**Work required**
Of all the lines in the data below, how many contain "image"? Report that number alone.

(Recorded data)
########################################

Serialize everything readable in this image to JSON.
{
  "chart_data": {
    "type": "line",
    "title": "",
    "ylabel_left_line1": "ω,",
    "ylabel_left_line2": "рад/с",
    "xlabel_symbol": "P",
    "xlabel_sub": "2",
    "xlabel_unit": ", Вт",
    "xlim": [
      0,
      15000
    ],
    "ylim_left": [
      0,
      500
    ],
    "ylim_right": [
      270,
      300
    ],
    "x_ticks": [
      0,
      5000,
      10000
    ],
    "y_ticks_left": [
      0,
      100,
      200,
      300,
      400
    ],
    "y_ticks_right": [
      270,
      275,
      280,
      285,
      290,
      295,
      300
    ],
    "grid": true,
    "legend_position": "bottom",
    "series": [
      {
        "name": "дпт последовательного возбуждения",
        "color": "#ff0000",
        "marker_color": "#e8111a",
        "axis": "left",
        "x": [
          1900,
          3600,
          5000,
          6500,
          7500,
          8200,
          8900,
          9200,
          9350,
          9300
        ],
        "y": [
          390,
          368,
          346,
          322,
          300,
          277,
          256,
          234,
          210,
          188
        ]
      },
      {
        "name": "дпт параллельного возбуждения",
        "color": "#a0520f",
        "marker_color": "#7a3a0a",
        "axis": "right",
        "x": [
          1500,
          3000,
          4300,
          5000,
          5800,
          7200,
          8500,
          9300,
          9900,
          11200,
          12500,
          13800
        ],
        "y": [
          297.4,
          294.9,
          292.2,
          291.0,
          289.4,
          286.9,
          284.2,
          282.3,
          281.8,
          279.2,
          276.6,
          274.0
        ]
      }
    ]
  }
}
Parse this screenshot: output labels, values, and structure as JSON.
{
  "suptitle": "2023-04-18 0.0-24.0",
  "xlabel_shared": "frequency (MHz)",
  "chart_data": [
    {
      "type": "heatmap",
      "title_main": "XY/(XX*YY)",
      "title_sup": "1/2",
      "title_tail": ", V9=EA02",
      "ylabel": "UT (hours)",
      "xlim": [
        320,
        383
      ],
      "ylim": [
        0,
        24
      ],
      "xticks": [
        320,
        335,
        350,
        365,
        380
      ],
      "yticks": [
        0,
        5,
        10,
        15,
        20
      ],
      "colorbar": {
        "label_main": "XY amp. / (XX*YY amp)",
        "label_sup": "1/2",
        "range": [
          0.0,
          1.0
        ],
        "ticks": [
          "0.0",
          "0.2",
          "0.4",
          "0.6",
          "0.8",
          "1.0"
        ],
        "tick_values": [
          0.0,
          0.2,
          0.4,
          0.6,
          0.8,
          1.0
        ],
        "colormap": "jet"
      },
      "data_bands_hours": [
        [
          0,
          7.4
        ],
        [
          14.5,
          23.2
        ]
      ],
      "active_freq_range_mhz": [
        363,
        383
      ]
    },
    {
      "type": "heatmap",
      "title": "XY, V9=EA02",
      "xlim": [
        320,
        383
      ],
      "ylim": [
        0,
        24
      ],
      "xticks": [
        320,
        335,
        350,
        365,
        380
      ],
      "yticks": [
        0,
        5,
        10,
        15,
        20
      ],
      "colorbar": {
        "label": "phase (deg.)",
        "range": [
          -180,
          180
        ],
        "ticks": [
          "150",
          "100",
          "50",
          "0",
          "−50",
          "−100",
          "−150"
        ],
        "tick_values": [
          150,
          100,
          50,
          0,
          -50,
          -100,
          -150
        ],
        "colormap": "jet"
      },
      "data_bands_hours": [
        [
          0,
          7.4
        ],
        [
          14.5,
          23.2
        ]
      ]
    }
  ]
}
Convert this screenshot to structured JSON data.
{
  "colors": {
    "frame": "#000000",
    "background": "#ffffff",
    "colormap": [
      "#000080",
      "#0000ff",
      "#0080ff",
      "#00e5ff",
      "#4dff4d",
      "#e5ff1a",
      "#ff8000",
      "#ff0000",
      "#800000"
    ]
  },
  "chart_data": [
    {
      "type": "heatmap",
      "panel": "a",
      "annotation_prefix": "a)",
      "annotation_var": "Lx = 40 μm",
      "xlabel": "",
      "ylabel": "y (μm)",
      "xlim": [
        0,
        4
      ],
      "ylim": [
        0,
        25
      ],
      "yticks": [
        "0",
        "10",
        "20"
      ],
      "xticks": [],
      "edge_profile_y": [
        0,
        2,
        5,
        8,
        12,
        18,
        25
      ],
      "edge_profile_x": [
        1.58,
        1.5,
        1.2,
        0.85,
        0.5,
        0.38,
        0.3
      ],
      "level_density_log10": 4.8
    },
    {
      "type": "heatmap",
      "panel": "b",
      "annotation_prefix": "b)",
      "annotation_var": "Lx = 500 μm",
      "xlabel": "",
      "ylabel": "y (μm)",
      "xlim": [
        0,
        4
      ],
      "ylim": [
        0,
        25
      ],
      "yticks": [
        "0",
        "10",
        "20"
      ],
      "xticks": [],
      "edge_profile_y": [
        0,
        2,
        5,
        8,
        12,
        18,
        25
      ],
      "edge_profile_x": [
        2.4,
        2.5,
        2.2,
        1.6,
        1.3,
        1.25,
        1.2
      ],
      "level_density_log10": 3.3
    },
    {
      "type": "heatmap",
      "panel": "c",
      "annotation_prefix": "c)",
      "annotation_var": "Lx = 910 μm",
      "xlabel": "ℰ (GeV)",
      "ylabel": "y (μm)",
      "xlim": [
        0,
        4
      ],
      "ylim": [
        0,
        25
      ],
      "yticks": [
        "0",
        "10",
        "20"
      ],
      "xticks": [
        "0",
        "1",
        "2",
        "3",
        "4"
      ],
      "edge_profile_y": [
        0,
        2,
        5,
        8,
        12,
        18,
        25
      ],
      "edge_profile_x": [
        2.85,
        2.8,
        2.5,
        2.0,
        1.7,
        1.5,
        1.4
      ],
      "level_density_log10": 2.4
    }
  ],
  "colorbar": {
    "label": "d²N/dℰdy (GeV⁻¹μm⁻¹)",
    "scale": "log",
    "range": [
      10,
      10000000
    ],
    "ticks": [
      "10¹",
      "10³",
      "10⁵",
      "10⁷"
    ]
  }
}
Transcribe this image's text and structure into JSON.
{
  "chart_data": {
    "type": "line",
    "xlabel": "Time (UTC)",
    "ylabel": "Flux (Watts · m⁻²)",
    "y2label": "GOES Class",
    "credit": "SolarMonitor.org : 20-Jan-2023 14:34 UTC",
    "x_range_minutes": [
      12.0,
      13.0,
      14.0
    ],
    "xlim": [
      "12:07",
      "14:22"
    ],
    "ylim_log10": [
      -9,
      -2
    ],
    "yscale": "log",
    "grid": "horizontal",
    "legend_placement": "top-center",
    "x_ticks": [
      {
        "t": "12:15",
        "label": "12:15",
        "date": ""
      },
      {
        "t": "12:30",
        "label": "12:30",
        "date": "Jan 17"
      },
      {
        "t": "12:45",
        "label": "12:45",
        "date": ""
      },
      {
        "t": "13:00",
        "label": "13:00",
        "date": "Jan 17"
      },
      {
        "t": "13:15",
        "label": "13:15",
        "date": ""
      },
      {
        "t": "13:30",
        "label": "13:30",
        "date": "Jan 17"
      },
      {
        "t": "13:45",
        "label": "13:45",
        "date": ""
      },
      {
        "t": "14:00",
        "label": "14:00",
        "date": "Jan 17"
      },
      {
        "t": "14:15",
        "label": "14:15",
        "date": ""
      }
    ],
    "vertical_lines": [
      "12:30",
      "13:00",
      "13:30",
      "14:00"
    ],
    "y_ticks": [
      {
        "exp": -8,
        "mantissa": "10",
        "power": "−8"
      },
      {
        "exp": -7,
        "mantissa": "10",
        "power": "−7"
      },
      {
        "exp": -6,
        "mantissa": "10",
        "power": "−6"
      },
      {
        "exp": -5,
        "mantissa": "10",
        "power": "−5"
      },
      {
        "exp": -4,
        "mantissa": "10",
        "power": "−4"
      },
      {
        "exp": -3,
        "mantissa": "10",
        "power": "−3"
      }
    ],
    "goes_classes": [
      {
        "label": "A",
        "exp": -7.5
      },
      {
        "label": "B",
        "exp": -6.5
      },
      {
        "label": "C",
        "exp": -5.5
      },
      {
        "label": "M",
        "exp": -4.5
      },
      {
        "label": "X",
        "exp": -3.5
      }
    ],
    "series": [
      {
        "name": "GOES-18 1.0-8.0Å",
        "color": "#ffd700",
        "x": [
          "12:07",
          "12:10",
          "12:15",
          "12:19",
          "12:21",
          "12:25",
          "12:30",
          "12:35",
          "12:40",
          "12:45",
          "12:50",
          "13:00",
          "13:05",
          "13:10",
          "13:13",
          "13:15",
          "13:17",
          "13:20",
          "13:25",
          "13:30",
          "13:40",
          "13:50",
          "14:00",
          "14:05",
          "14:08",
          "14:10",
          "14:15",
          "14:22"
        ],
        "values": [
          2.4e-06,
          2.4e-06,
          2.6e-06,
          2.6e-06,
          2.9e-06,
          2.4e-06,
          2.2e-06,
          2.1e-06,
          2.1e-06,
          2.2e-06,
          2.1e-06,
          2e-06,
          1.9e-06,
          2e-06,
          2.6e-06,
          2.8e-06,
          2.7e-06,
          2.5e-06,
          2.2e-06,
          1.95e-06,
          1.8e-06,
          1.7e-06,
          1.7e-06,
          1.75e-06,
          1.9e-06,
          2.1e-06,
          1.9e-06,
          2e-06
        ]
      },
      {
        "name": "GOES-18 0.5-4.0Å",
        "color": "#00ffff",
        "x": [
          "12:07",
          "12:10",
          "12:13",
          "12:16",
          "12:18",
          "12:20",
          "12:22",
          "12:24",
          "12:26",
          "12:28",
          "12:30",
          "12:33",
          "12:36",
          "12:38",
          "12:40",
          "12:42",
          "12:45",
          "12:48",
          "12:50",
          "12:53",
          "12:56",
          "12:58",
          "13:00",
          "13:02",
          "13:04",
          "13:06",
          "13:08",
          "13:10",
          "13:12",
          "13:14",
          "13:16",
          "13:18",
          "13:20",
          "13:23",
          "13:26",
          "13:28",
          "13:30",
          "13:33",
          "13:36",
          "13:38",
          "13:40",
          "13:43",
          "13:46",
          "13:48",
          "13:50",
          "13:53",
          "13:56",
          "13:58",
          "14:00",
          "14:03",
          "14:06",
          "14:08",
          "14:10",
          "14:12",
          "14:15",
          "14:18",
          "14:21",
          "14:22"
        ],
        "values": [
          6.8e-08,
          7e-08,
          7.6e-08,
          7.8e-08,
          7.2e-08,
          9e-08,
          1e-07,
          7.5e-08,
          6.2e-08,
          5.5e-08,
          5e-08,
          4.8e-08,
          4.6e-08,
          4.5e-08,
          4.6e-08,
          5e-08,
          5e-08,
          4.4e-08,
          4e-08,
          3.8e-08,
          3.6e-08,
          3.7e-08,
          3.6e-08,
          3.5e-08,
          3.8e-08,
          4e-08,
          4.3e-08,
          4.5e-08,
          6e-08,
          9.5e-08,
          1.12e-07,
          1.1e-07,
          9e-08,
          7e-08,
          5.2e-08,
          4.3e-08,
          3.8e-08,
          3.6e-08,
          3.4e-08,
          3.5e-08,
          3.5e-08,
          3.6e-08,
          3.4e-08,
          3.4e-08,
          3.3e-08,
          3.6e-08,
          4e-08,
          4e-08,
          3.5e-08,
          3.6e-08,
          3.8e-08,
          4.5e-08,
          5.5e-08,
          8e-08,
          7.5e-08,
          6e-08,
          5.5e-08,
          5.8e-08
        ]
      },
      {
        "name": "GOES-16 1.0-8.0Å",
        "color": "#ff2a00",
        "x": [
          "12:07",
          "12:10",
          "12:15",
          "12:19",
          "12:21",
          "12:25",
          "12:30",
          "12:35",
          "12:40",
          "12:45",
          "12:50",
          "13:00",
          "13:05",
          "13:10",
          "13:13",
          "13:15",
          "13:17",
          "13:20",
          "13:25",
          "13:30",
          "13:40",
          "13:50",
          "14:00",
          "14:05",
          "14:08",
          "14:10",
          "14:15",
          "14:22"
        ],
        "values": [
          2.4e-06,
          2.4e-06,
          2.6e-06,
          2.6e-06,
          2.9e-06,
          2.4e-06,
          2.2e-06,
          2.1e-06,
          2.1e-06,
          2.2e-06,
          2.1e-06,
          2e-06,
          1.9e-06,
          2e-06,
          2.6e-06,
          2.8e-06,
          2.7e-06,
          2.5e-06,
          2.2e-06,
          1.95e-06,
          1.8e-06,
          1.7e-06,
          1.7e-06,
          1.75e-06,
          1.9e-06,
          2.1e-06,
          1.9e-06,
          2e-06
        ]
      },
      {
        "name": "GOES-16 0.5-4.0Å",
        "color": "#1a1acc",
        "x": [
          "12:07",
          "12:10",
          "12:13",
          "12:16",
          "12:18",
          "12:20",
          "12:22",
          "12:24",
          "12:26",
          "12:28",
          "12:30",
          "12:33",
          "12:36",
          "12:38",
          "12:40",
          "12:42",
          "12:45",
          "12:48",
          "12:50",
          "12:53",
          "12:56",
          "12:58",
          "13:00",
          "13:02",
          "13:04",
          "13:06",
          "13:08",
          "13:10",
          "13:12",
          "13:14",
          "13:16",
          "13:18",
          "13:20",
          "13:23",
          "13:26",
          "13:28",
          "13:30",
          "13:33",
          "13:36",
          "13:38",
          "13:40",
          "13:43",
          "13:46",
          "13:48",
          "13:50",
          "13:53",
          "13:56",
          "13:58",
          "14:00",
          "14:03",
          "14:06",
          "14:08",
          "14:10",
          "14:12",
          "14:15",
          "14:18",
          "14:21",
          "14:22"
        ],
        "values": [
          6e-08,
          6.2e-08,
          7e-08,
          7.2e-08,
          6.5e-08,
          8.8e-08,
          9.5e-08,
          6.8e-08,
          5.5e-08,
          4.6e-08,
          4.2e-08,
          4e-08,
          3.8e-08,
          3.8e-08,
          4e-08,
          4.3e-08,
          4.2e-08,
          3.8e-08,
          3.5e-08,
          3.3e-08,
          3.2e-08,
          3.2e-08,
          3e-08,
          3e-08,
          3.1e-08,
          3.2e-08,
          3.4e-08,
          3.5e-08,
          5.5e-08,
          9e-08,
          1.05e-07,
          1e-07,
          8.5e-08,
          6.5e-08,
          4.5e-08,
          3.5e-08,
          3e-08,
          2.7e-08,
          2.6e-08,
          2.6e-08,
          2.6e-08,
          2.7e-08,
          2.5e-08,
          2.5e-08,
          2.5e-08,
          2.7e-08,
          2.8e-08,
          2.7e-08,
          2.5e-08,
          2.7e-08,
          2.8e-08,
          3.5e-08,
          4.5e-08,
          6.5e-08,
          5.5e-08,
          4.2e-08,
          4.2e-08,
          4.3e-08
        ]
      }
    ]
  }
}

########################################

**Task output**
2